■ Directions ■
Duplicate the listing from the line with "capture-controls [8,8,436,758]" to the line with "setting-label: Zero shutter", both included.

■ Data for processing ■

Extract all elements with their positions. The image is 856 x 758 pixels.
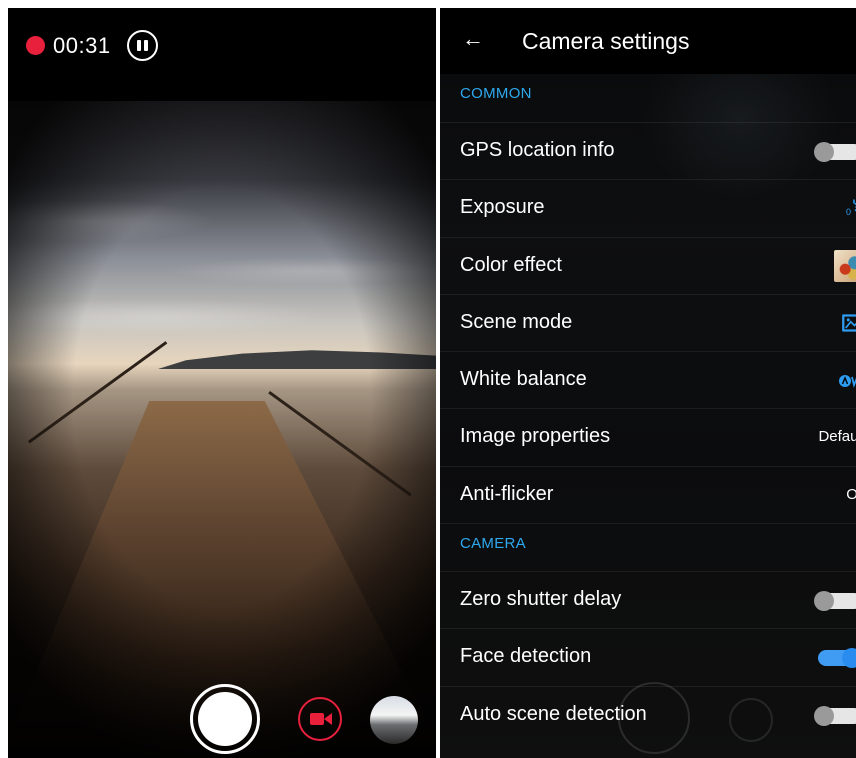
capture-controls [8,8,436,758]
camera-settings-screen: ← Camera settings COMMON GPS location in… [440,8,856,758]
setting-label: Scene mode [460,310,573,333]
page-title: Camera settings [522,28,690,54]
section-header-common: COMMON [460,85,532,102]
setting-zero-shutter-delay[interactable]: Zero shutter delay [440,571,856,628]
video-camera-icon [310,713,324,725]
settings-app-bar: ← Camera settings [440,8,856,74]
setting-value: Default [818,428,856,446]
setting-label: Zero shutter delay [460,588,622,611]
setting-value: Off [846,485,856,503]
svg-text:0: 0 [846,207,851,217]
setting-anti-flicker[interactable]: Anti-flicker Off [440,465,856,523]
setting-exposure[interactable]: Exposure 0 [440,179,856,236]
setting-color-effect[interactable]: Color effect [440,236,856,294]
setting-white-balance[interactable]: White balance [440,351,856,408]
setting-label: Exposure [460,196,545,219]
setting-label: Face detection [460,645,592,668]
exposure-icon: 0 [846,199,856,217]
setting-scene-mode[interactable]: Scene mode [440,293,856,351]
setting-face-detection[interactable]: Face detection [440,628,856,685]
scene-mode-icon [842,314,856,332]
setting-label: Auto scene detection [460,702,647,725]
color-effect-icon [834,249,856,282]
setting-gps-location[interactable]: GPS location info [440,122,856,179]
video-camera-lens-icon [324,713,332,725]
setting-label: Color effect [460,253,562,276]
auto-scene-detection-toggle[interactable] [814,705,856,726]
face-detection-toggle[interactable] [814,648,856,669]
setting-label: GPS location info [460,139,615,161]
setting-auto-scene-detection[interactable]: Auto scene detection [440,685,856,743]
setting-label: White balance [460,368,587,391]
setting-label: Anti-flicker [460,482,554,505]
zero-shutter-delay-toggle[interactable] [814,591,856,612]
video-mode-button[interactable] [298,697,342,741]
white-balance-auto-icon [839,375,856,389]
shutter-button[interactable] [190,684,260,754]
gallery-thumbnail[interactable] [370,696,418,744]
section-header-camera: CAMERA [440,523,856,571]
gps-location-toggle[interactable] [814,142,856,162]
setting-image-properties[interactable]: Image properties Default [440,408,856,465]
setting-label: Image properties [460,425,611,448]
settings-list: COMMON GPS location info Exposure 0 Colo… [440,74,856,743]
back-arrow-icon[interactable]: ← [462,26,488,52]
camera-recording-screen: 00:31 [8,8,436,758]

■ Solution for this task ■
capture-controls [8,8,436,758]
camera-settings-screen: ← Camera settings COMMON GPS location in… [440,8,856,758]
setting-label: Scene mode [460,310,573,333]
page-title: Camera settings [522,28,690,54]
section-header-common: COMMON [460,85,532,102]
setting-zero-shutter-delay[interactable]: Zero shutter delay [440,571,856,628]
video-camera-icon [310,713,324,725]
settings-app-bar: ← Camera settings [440,8,856,74]
setting-value: Default [818,428,856,446]
setting-label: Zero shutter delay [460,588,622,611]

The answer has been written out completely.